### Material provided
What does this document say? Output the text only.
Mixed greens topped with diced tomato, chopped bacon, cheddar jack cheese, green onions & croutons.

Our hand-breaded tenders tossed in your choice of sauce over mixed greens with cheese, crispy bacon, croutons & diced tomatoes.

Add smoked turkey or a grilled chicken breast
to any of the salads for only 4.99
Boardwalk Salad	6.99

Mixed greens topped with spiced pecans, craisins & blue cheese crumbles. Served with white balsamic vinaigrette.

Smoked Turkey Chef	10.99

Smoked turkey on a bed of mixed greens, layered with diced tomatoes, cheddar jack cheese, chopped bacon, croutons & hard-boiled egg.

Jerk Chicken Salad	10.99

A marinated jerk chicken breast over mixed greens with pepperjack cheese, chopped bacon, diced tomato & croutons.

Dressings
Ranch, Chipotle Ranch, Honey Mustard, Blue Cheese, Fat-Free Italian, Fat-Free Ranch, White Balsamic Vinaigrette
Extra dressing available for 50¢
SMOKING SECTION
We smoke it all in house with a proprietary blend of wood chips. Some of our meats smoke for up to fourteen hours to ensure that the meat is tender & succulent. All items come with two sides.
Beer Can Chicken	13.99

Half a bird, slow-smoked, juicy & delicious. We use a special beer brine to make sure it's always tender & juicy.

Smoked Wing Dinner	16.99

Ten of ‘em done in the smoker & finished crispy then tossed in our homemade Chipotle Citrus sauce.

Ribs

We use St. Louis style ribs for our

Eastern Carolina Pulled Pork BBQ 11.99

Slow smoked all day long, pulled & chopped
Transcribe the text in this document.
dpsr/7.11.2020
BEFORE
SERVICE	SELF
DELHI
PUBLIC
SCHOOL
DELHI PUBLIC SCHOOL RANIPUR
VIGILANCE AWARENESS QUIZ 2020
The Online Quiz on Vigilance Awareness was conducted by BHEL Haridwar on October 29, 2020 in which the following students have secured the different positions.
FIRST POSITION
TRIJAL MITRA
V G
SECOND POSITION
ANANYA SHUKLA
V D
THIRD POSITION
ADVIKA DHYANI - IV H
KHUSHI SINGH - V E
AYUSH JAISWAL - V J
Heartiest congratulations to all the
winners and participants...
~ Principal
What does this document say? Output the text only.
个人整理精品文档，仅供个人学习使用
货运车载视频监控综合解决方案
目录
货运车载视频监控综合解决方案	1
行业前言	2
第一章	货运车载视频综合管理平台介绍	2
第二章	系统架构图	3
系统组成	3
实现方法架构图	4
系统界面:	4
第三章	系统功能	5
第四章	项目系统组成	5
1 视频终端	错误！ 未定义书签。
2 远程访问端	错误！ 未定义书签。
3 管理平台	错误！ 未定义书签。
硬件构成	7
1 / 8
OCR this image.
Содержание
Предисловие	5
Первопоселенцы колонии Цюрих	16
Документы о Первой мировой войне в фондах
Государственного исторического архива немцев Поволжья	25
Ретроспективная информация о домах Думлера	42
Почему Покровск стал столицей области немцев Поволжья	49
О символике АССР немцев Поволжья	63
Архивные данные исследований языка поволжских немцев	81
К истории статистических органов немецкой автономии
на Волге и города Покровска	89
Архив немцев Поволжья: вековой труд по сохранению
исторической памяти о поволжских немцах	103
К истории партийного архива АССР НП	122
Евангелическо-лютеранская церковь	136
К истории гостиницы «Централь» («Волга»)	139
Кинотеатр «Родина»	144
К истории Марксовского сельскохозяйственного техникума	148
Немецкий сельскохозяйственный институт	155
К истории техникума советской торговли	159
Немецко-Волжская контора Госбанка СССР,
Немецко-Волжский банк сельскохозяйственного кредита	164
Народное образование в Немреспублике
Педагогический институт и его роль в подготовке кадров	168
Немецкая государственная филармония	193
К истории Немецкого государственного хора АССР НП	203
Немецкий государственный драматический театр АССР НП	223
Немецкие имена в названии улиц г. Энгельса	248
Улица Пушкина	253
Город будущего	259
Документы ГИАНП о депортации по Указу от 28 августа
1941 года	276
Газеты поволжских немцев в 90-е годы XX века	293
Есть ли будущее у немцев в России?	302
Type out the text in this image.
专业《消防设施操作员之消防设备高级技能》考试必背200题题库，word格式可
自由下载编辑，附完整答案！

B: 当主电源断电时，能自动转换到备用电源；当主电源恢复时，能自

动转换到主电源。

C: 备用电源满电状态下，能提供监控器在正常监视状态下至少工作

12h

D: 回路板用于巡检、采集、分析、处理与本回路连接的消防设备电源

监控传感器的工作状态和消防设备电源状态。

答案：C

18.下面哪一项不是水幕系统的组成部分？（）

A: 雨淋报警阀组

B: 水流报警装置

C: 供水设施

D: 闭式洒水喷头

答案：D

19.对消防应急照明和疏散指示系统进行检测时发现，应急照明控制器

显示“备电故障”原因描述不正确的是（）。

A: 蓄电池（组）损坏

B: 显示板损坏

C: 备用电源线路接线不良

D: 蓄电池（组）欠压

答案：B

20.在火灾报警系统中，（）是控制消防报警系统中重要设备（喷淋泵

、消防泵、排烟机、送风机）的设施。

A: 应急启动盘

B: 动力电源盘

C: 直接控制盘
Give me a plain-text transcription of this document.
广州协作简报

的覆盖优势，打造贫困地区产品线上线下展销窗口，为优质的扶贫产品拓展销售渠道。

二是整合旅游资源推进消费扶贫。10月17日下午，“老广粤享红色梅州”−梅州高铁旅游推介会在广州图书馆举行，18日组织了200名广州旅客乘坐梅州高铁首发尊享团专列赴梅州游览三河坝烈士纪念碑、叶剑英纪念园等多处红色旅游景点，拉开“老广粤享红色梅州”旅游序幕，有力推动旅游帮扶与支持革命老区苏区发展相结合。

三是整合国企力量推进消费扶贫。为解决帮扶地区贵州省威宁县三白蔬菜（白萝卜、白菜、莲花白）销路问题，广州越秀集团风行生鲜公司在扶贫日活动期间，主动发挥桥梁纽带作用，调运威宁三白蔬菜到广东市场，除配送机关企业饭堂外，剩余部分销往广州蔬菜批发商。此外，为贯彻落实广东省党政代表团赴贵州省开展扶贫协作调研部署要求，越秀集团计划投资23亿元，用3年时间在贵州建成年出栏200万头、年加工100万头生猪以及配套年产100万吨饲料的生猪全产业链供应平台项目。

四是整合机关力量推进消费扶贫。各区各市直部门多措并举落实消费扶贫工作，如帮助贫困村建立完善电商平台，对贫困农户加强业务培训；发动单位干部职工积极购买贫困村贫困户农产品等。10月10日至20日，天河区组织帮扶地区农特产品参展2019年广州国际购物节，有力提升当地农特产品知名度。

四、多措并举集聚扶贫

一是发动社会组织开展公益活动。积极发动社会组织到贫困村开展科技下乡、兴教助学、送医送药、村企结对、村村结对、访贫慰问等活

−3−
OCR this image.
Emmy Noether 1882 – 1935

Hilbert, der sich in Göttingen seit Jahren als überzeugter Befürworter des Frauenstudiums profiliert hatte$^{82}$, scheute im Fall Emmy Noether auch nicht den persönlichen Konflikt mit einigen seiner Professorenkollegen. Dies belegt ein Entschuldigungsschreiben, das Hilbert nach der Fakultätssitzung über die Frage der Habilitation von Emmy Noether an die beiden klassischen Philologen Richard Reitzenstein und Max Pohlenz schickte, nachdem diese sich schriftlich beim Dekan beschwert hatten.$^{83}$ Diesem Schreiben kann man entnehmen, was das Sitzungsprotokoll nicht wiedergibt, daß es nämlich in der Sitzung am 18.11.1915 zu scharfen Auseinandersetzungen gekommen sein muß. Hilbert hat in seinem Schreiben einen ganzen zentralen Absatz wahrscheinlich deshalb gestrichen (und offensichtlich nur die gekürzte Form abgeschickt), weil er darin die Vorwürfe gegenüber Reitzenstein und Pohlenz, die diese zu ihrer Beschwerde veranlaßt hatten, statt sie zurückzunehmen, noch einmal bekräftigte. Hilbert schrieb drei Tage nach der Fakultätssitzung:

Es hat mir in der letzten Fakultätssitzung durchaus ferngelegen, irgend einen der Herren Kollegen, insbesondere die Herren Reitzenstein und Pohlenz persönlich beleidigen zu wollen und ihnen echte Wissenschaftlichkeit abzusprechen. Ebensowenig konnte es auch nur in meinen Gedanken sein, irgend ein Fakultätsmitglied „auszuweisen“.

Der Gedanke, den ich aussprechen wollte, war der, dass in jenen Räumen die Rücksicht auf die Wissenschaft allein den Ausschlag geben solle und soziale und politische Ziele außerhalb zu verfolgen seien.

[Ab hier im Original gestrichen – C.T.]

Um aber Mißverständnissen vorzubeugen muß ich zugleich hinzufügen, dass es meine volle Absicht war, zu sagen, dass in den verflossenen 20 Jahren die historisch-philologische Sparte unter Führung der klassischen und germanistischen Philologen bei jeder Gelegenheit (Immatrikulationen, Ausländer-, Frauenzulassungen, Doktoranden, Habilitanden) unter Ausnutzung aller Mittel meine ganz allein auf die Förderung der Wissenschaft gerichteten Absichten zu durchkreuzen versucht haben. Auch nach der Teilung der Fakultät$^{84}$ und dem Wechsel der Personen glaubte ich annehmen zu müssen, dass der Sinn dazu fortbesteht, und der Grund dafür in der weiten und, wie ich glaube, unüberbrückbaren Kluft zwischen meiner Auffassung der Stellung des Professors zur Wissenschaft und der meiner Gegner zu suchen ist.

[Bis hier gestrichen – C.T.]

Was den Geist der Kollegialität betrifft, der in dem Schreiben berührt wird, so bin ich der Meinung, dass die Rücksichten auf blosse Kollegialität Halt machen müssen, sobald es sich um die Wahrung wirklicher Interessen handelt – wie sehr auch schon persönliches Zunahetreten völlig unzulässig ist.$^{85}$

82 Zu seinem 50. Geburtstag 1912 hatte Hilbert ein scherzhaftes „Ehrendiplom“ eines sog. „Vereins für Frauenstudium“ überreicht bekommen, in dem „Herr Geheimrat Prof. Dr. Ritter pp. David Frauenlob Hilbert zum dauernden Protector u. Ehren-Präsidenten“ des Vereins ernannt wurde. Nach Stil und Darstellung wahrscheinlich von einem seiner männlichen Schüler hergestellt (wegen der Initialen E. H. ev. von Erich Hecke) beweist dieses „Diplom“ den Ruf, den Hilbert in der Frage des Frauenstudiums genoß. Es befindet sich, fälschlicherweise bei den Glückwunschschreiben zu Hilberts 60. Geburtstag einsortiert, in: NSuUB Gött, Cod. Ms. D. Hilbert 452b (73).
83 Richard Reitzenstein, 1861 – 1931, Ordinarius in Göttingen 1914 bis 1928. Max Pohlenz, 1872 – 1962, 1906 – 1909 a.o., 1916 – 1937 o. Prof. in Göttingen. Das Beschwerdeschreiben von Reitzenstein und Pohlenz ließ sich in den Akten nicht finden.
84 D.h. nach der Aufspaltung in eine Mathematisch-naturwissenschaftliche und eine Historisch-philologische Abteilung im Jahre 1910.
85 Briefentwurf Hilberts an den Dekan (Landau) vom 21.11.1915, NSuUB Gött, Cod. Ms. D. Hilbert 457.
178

### What you have to do
Pull out all lines from the listing that contain the string "document".

### Complete output
What does this document say? Output the text only.
Transcribe the text in this document.
What does this document say? Output the text only.
Give me a plain-text transcription of this document.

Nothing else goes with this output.